** PROMPT **
Examine the records and identify each line that includes the string "modifications". Copy those lines.
## begin MATERIAL FOR THIS TASK
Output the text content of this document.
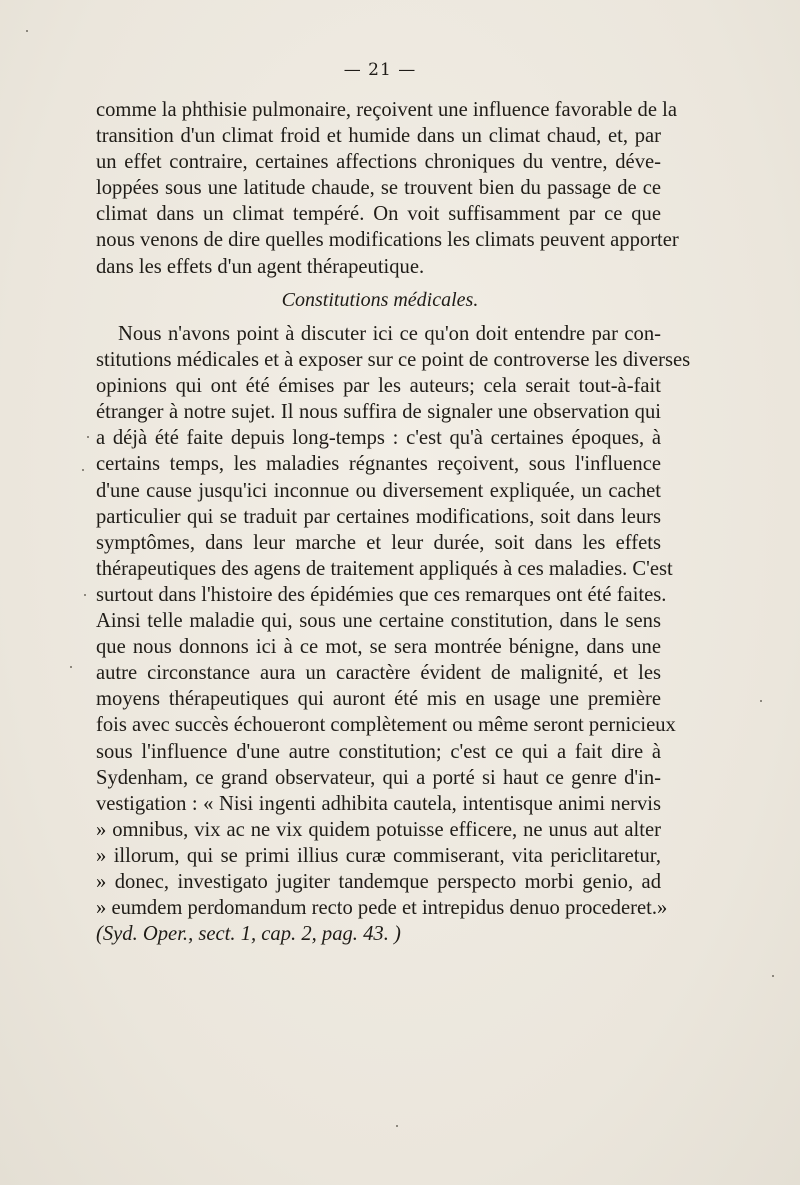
— 21 —
comme la phthisie pulmonaire, reçoivent une influence favorable de la
transition d'un climat froid et humide dans un climat chaud, et, par
un effet contraire, certaines affections chroniques du ventre, déve-
loppées sous une latitude chaude, se trouvent bien du passage de ce
climat dans un climat tempéré. On voit suffisamment par ce que
nous venons de dire quelles modifications les climats peuvent apporter
dans les effets d'un agent thérapeutique.
Constitutions médicales.
Nous n'avons point à discuter ici ce qu'on doit entendre par con-
stitutions médicales et à exposer sur ce point de controverse les diverses
opinions qui ont été émises par les auteurs; cela serait tout-à-fait
étranger à notre sujet. Il nous suffira de signaler une observation qui
a déjà été faite depuis long-temps : c'est qu'à certaines époques, à
certains temps, les maladies régnantes reçoivent, sous l'influence
d'une cause jusqu'ici inconnue ou diversement expliquée, un cachet
particulier qui se traduit par certaines modifications, soit dans leurs
symptômes, dans leur marche et leur durée, soit dans les effets
thérapeutiques des agens de traitement appliqués à ces maladies. C'est
surtout dans l'histoire des épidémies que ces remarques ont été faites.
Ainsi telle maladie qui, sous une certaine constitution, dans le sens
que nous donnons ici à ce mot, se sera montrée bénigne, dans une
autre circonstance aura un caractère évident de malignité, et les
moyens thérapeutiques qui auront été mis en usage une première
fois avec succès échoueront complètement ou même seront pernicieux
sous l'influence d'une autre constitution; c'est ce qui a fait dire à
Sydenham, ce grand observateur, qui a porté si haut ce genre d'in-
vestigation : « Nisi ingenti adhibita cautela, intentisque animi nervis
» omnibus, vix ac ne vix quidem potuisse efficere, ne unus aut alter
» illorum, qui se primi illius curæ commiserant, vita periclitaretur,
» donec, investigato jugiter tandemque perspecto morbi genio, ad
» eumdem perdomandum recto pede et intrepidus denuo procederet.»
(Syd. Oper., sect. 1, cap. 2, pag. 43. )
## end MATERIAL FOR THIS TASK
** TASK OUTPUT **
nous venons de dire quelles modifications les climats peuvent apporter
particulier qui se traduit par certaines modifications, soit dans leurs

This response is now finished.